-- Information supplied start --
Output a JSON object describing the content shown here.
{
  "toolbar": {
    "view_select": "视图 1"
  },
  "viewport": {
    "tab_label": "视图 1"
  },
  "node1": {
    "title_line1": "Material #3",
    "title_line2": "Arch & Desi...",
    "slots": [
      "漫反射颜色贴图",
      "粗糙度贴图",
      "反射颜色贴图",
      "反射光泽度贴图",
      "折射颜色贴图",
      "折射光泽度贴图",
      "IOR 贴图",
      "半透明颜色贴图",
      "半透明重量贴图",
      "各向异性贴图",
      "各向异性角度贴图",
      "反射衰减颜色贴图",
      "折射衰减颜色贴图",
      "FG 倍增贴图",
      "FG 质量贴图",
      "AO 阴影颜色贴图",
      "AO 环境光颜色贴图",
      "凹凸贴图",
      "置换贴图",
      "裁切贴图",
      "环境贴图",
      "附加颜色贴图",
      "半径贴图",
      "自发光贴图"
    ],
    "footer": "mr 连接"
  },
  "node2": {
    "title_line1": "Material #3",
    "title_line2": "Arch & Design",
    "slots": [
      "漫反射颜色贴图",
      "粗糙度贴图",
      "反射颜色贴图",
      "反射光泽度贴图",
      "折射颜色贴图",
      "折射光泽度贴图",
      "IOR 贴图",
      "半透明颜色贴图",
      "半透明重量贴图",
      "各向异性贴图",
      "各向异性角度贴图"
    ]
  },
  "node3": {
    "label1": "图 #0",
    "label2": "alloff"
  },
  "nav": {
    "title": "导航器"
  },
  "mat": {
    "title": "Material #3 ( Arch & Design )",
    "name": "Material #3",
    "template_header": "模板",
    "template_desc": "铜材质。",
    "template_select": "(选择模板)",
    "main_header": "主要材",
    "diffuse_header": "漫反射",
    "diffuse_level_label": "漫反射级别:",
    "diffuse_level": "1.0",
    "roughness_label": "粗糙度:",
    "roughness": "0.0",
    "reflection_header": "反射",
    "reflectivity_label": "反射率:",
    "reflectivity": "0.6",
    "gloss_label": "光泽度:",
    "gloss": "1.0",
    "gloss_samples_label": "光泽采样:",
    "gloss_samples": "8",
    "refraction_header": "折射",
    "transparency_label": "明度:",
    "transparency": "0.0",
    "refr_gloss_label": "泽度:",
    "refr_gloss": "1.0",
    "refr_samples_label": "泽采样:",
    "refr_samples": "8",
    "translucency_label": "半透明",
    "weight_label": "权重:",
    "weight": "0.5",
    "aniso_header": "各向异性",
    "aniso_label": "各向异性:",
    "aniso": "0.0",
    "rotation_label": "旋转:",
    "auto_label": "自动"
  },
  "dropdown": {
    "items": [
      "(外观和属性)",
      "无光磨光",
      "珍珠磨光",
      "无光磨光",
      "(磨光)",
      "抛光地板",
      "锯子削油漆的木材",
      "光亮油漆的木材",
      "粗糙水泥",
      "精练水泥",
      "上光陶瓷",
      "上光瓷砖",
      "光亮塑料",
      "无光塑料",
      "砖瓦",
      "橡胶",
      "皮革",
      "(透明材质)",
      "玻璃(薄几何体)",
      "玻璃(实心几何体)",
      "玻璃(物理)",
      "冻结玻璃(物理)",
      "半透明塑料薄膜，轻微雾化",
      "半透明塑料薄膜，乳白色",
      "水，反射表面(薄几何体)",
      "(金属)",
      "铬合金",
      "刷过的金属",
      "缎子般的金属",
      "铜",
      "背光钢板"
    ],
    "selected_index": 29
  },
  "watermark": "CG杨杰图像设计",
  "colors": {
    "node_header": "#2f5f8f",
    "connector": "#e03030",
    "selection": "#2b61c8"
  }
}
-- Information supplied end --
▶ **Required work**: Please repeat the listing exactly, with nothing left out.

▶ **Result**:
Output a JSON object describing the content shown here.
{
  "toolbar": {
    "view_select": "视图 1"
  },
  "viewport": {
    "tab_label": "视图 1"
  },
  "node1": {
    "title_line1": "Material #3",
    "title_line2": "Arch & Desi...",
    "slots": [
      "漫反射颜色贴图",
      "粗糙度贴图",
      "反射颜色贴图",
      "反射光泽度贴图",
      "折射颜色贴图",
      "折射光泽度贴图",
      "IOR 贴图",
      "半透明颜色贴图",
      "半透明重量贴图",
      "各向异性贴图",
      "各向异性角度贴图",
      "反射衰减颜色贴图",
      "折射衰减颜色贴图",
      "FG 倍增贴图",
      "FG 质量贴图",
      "AO 阴影颜色贴图",
      "AO 环境光颜色贴图",
      "凹凸贴图",
      "置换贴图",
      "裁切贴图",
      "环境贴图",
      "附加颜色贴图",
      "半径贴图",
      "自发光贴图"
    ],
    "footer": "mr 连接"
  },
  "node2": {
    "title_line1": "Material #3",
    "title_line2": "Arch & Design",
    "slots": [
      "漫反射颜色贴图",
      "粗糙度贴图",
      "反射颜色贴图",
      "反射光泽度贴图",
      "折射颜色贴图",
      "折射光泽度贴图",
      "IOR 贴图",
      "半透明颜色贴图",
      "半透明重量贴图",
      "各向异性贴图",
      "各向异性角度贴图"
    ]
  },
  "node3": {
    "label1": "图 #0",
    "label2": "alloff"
  },
  "nav": {
    "title": "导航器"
  },
  "mat": {
    "title": "Material #3 ( Arch & Design )",
    "name": "Material #3",
    "template_header": "模板",
    "template_desc": "铜材质。",
    "template_select": "(选择模板)",
    "main_header": "主要材",
    "diffuse_header": "漫反射",
    "diffuse_level_label": "漫反射级别:",
    "diffuse_level": "1.0",
    "roughness_label": "粗糙度:",
    "roughness": "0.0",
    "reflection_header": "反射",
    "reflectivity_label": "反射率:",
    "reflectivity": "0.6",
    "gloss_label": "光泽度:",
    "gloss": "1.0",
    "gloss_samples_label": "光泽采样:",
    "gloss_samples": "8",
    "refraction_header": "折射",
    "transparency_label": "明度:",
    "transparency": "0.0",
    "refr_gloss_label": "泽度:",
    "refr_gloss": "1.0",
    "refr_samples_label": "泽采样:",
    "refr_samples": "8",
    "translucency_label": "半透明",
    "weight_label": "权重:",
    "weight": "0.5",
    "aniso_header": "各向异性",
    "aniso_label": "各向异性:",
    "aniso": "0.0",
    "rotation_label": "旋转:",
    "auto_label": "自动"
  },
  "dropdown": {
    "items": [
      "(外观和属性)",
      "无光磨光",
      "珍珠磨光",
      "无光磨光",
      "(磨光)",
      "抛光地板",
      "锯子削油漆的木材",
      "光亮油漆的木材",
      "粗糙水泥",
      "精练水泥",
      "上光陶瓷",
      "上光瓷砖",
      "光亮塑料",
      "无光塑料",
      "砖瓦",
      "橡胶",
      "皮革",
      "(透明材质)",
      "玻璃(薄几何体)",
      "玻璃(实心几何体)",
      "玻璃(物理)",
      "冻结玻璃(物理)",
      "半透明塑料薄膜，轻微雾化",
      "半透明塑料薄膜，乳白色",
      "水，反射表面(薄几何体)",
      "(金属)",
      "铬合金",
      "刷过的金属",
      "缎子般的金属",
      "铜",
      "背光钢板"
    ],
    "selected_index": 29
  },
  "watermark": "CG杨杰图像设计",
  "colors": {
    "node_header": "#2f5f8f",
    "connector": "#e03030",
    "selection": "#2b61c8"
  }
}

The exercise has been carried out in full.